━━ Data for this task ━━

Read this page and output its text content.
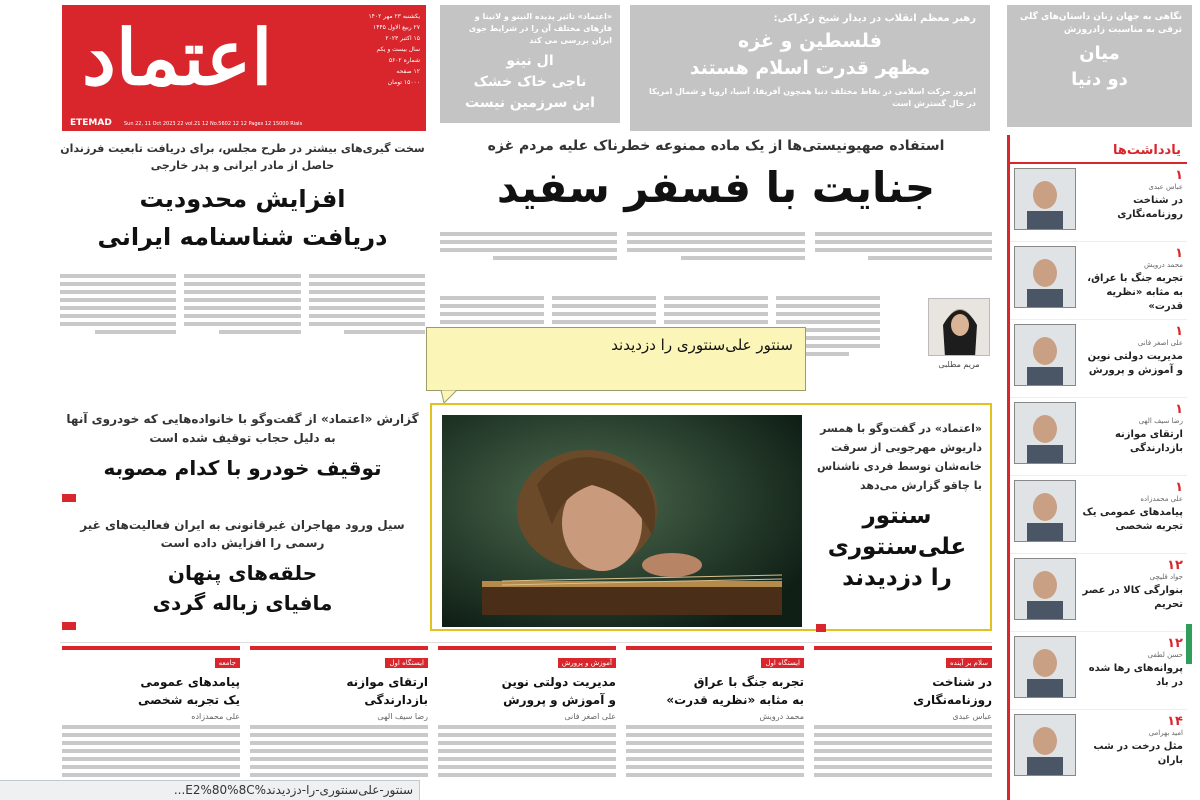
اعتماد	یکشنبه ۲۳ مهر ۱۴۰۲
۲۷ ربیع الاول ۱۴۴۵
۱۵ اکتبر ۲۰۲۳
سال بیست و یکم
شماره ۵۶۰۲
۱۲ صفحه
۱۵۰۰۰ تومان
ETEMAD Sun 22, 11 Oct 2023 22 vol.21 12 No.5602 12 12 Pages 12 15000 Rials
«اعتماد» تاثیر پدیده النینو و لانینا و فازهای مختلف آن را در شرایط جوی ایران بررسی می کند
ال نینو
ناجی خاک خشک
این سرزمین نیست
رهبر معظم انقلاب در دیدار شیخ زکزاکی:
فلسطین و غزه
مظهر قدرت اسلام هستند
امروز حرکت اسلامی در نقاط مختلف دنیا همچون آفریقا، آسیا، اروپا و شمال امریکا در حال گسترش است
نگاهی به جهان زنان داستان‌های گلی ترقی به مناسبت زادروزش
میان
دو دنیا
سخت گیری‌های بیشتر در طرح مجلس، برای دریافت تابعیت فرزندان حاصل از مادر ایرانی و پدر خارجی
افزایش محدودیت
دریافت شناسنامه ایرانی
استفاده صهیونیستی‌ها از یک ماده ممنوعه خطرناک علیه مردم غزه
جنایت با فسفر سفید
مریم مطلبی
سنتور علی‌سنتوری را دزدیدند
«اعتماد» در گفت‌وگو با همسر داریوش مهرجویی از سرقت خانه‌شان توسط فردی ناشناس با چاقو گزارش می‌دهد
سنتور
علی‌سنتوری
را دزدیدند
گزارش «اعتماد» از گفت‌وگو با خانواده‌هایی که خودروی آنها به دلیل حجاب توقیف شده است
توقیف خودرو با کدام مصوبه
سیل ورود مهاجران غیرقانونی به ایران فعالیت‌های غیر رسمی را افزایش داده است
حلقه‌های پنهان
مافیای زباله گردی
سلام بر آینده
در شناخت
روزنامه‌نگاری
عباس عبدی
ایستگاه اول
تجربه جنگ با عراق
به مثابه «نظریه قدرت»
محمد درویش
آموزش و پرورش
مدیریت دولتی نوین
و آموزش و پرورش
علی اصغر فانی
ایستگاه اول
ارتقای موازنه
بازدارندگی
رضا سیف الهی
جامعه
پیامدهای عمومی
یک تجربه شخصی
علی محمدزاده
یادداشت‌ها
۱
عباس عبدی
در شناخت روزنامه‌نگاری
۱
محمد درویش
تجربه جنگ با عراق، به مثابه «نظریه قدرت»
۱
علی اصغر فانی
مدیریت دولتی نوین و آموزش و پرورش
۱
رضا سیف الهی
ارتقای موازنه بازدارندگی
۱
علی محمدزاده
پیامدهای عمومی یک تجربه شخصی
۱۲
جواد قلیچی
بنوارگی کالا در عصر تحریم
۱۲
حسن لطفی
پروانه‌های رها شده در باد
۱۴
امید بهرامی
مثل درخت در شب باران
سنتور-علی‌سنتوری-را-دزدیدند%E2%80%8C...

━━━

Filter lines by "گزارش" and return each hit.

«اعتماد» در گفت‌وگو با همسر داریوش مهرجویی از سرقت خانه‌شان توسط فردی ناشناس با چاقو گزارش می‌دهد
گزارش «اعتماد» از گفت‌وگو با خانواده‌هایی که خودروی آنها به دلیل حجاب توقیف شده است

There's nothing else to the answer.